Instructions
1 – From the passage on normalization in OpenType shaping, quote the text between "OpenType shaping utilizes" and "the active font.", inclusive.
2 – According to the passage on normalization in OpenType shaping, what two levels of equivalence does Unicode define?
3 – Render this sentence from the passage on normalization in OpenType shaping in French: "This simplifies sorting, searching, string comparison, and many other common tasks."

Document extract
27. Normalization in OpenType shaping¶
27.1. Unicode normalization¶
Unicode defines algorithms for normalizing a sequence of input codepoints into either a canonical composed form or a canonical decomposed form. The purpose of these algorithms and of the defined normalization forms is to generate equivalent representations of input sequences regardless of variations in the order of the input sequences.
For example, a base letter with an attached mark might exist in Unicode as a single codepoint, but an input sequence might consist of the base letter codepoint followed by the combining mark codepoint. Unicode normalization can be used to determine that the “Letter, Mark” sequence is equivalent to the single codepoint. This simplifies sorting, searching, string comparison, and many other common tasks.
OpenType shaping utilizes Unicode normalization, but OpenType shaping has a distinctly different goal: to select the best or most appropriate representation of the input codepoint sequence that is available in the active font.
27.1.1. Unicode equivalence and decomposition¶
Unicode defines two levels of equivalence: “canonical equivalence” and “compatibility equivalence.”
Both of these equivalence relationships are stored as
Decomposition_Mapping properties for codepoints in the Unicode
Character Database. In a canonical equivalence relationship, a
codepoint will have a Decomposition_Mapping that lists either one or
two other codepoints. In a compatibility equivalence relationship, a
codepoint will instead have a Decomposition_Mapping that starts with
a formatting tag which is followed by either one or two other
codepoints.

Source excerpt
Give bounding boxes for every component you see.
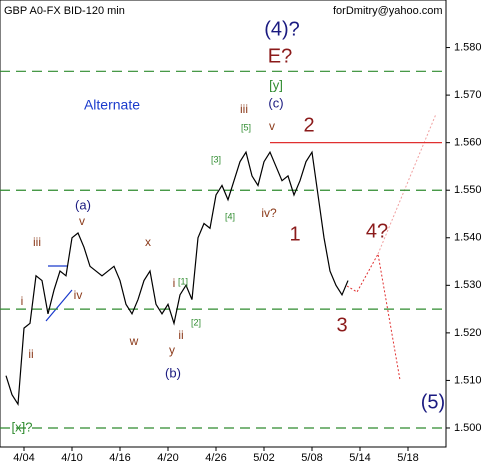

Solutions in order
1 –
OpenType shaping utilizes Unicode normalization, but OpenType shaping has a distinctly different goal: to select the best or most appropriate representation of the input codepoint sequence that is available in the active font.

2 – Canonical equivalence and compatibility equivalence.

3 – Cela simplifie le tri, la recherche, la comparaison de chaînes et de nombreuses autres tâches courantes.